* **Problem details**: Reproduce the part of the interview about Hilda's stress analysis work word for word, starting with "DD: In that" and going on through "why she moved.".

* **Provided passage**:
____________

She was a very bright woman at the right place at the right time. Other women were making a start in similar work - Frances Bradfield, Laticia Chitty, and indeed Beatrice Schilling. Beatrice was different in that she had a mechanical engineering degree from Manchester, but Hilda, and most of her colleagues, had math degrees, the vast majority of them.
DD: From 1920-1924, she is the only person doing stress analysis for the entire companies she was in?
NB: So it seems. It was not a big company - they were turning planes out in twos and threes, not in hundreds. All the airplane companies were like that- trying to see what worked. Some of the things she worked on, she said, never got built at all. The RAF changed its specifications, and something she’d been working on for months got put in the bin.
DD: In that short time, they had developed monoplanes, biplanes, racing planes, sea planes. It seems like, even if the stress analysis is something you can carry over, that it’s a lot of unique types of planes to have one person be the focal point for.
NB: It sounds like it, but she said, “This is all very well, but there’s nowhere for me to go. I can’t progress up into the design side.” So that’s why she moved.
DD: That was my next question - moving from airplane design to doing this transverse stress analysis in airships. It seems like a different bag of forces you have to deal with?
NB: Well, not really. It’s all triangles when it comes down to it.
DD: She said it was more interesting analysis to do, for airships.
NB: So it seems. I wouldn’t have thought the math was very different. My guess is that she was in a much different establishment, where she saw all this cutting-edge stuff being built.

____________

* **Data**:
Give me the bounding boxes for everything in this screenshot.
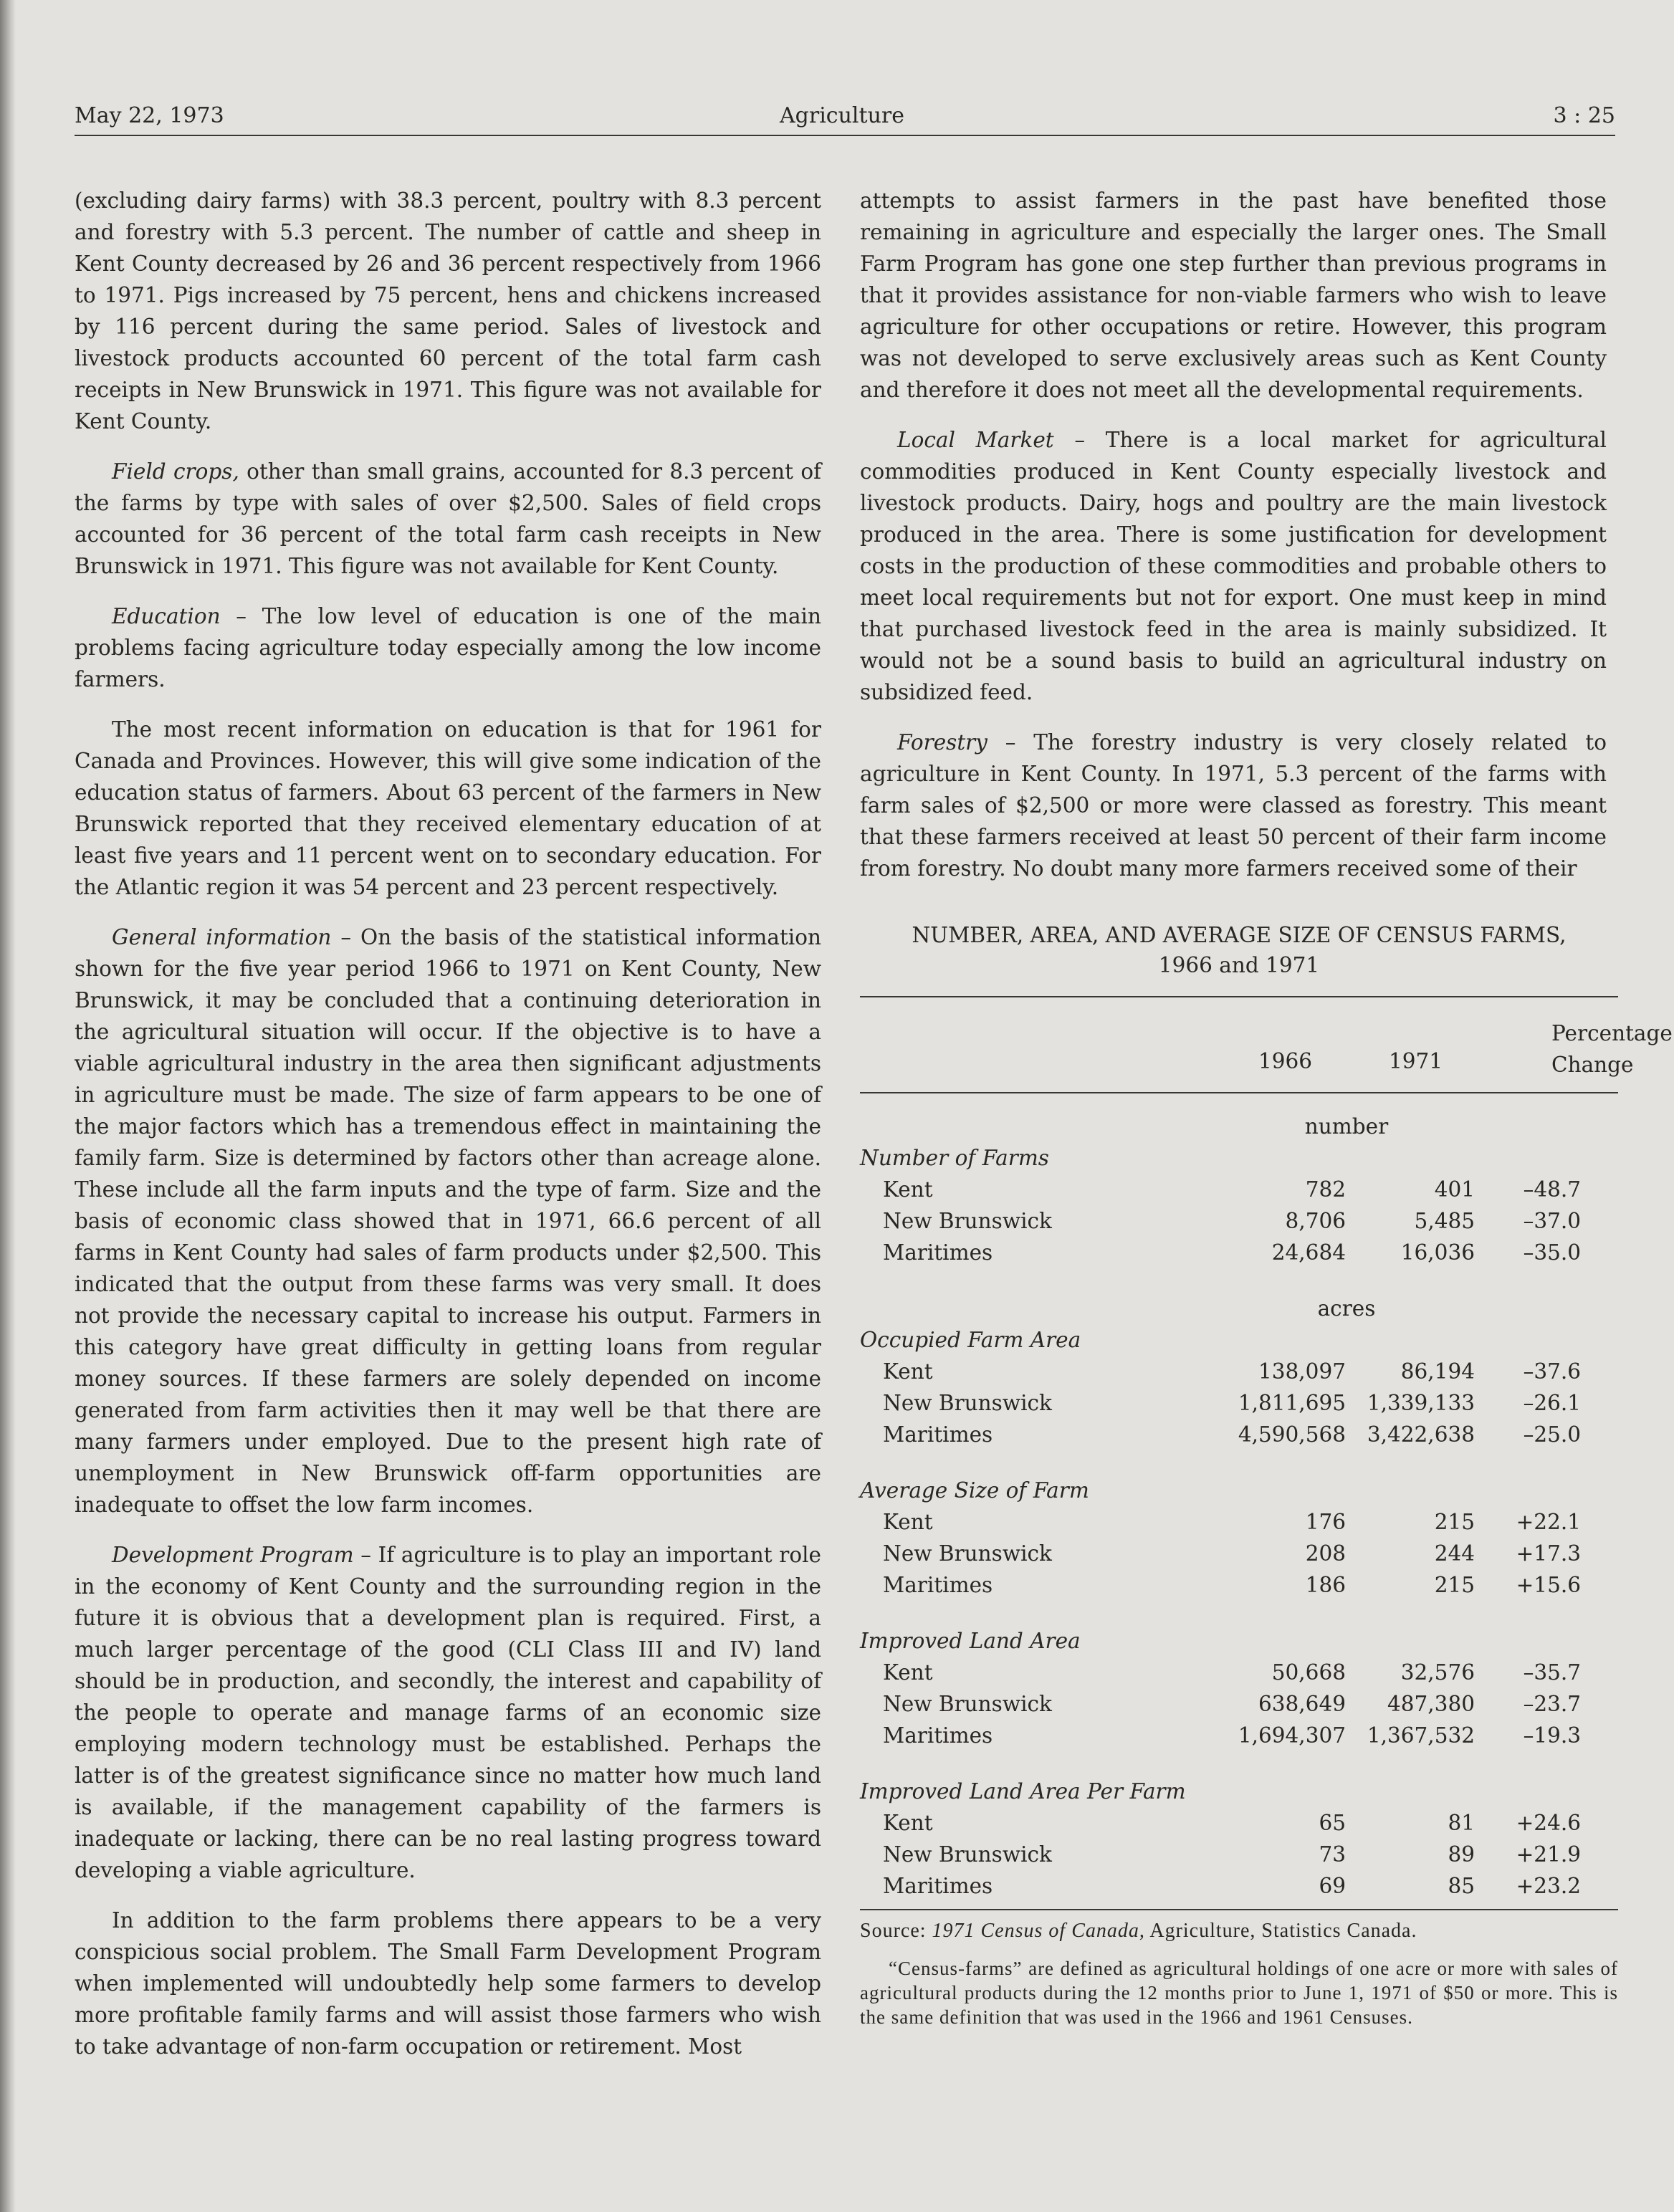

____________

* **Expected output**:
DD: In that short time, they had developed monoplanes, biplanes, racing planes, sea planes. It seems like, even if the stress analysis is something you can carry over, that it’s a lot of unique types of planes to have one person be the focal point for.
NB: It sounds like it, but she said, “This is all very well, but there’s nowhere for me to go. I can’t progress up into the design side.” So that’s why she moved.